> **Task directions**: Pull every line containing "source" from the entries.

--- Start Records ---

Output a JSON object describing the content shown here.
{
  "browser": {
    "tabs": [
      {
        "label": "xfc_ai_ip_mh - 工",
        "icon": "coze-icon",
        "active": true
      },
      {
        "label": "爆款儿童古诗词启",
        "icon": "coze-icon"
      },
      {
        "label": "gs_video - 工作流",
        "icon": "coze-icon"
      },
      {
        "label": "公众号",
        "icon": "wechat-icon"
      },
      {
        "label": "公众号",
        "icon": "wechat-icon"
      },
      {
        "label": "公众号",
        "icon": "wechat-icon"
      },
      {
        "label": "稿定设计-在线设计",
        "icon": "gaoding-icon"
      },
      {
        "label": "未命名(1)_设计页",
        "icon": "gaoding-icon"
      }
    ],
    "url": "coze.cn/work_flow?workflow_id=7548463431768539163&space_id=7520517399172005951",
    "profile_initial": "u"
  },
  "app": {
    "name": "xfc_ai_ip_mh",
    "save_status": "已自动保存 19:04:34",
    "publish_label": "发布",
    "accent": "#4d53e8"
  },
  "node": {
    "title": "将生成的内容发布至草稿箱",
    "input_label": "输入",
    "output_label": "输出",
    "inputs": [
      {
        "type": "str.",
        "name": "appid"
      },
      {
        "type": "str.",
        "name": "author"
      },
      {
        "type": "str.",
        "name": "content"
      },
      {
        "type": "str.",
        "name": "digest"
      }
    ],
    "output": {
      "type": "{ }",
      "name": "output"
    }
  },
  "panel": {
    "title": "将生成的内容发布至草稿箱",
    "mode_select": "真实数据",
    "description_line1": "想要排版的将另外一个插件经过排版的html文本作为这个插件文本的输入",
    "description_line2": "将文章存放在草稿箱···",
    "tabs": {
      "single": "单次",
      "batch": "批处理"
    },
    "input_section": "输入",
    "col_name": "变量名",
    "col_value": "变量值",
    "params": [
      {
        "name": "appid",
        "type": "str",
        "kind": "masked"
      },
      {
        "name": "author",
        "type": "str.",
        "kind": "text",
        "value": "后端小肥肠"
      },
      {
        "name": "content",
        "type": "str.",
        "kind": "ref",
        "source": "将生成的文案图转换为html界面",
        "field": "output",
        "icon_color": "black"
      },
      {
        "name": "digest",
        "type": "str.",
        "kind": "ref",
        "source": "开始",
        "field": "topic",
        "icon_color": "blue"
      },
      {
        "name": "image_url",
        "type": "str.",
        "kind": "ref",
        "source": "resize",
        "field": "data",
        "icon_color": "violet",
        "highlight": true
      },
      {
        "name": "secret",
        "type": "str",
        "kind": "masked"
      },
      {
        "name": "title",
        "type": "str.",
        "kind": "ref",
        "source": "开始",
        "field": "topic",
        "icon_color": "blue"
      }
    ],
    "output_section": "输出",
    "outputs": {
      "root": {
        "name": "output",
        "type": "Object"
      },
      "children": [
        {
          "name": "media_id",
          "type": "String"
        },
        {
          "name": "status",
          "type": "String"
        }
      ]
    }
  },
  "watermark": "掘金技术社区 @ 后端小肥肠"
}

--- End Records ---

> **Response to this exercise**:
        "source": "将生成的文案图转换为html界面",
        "source": "开始",
        "source": "resize",
        "source": "开始",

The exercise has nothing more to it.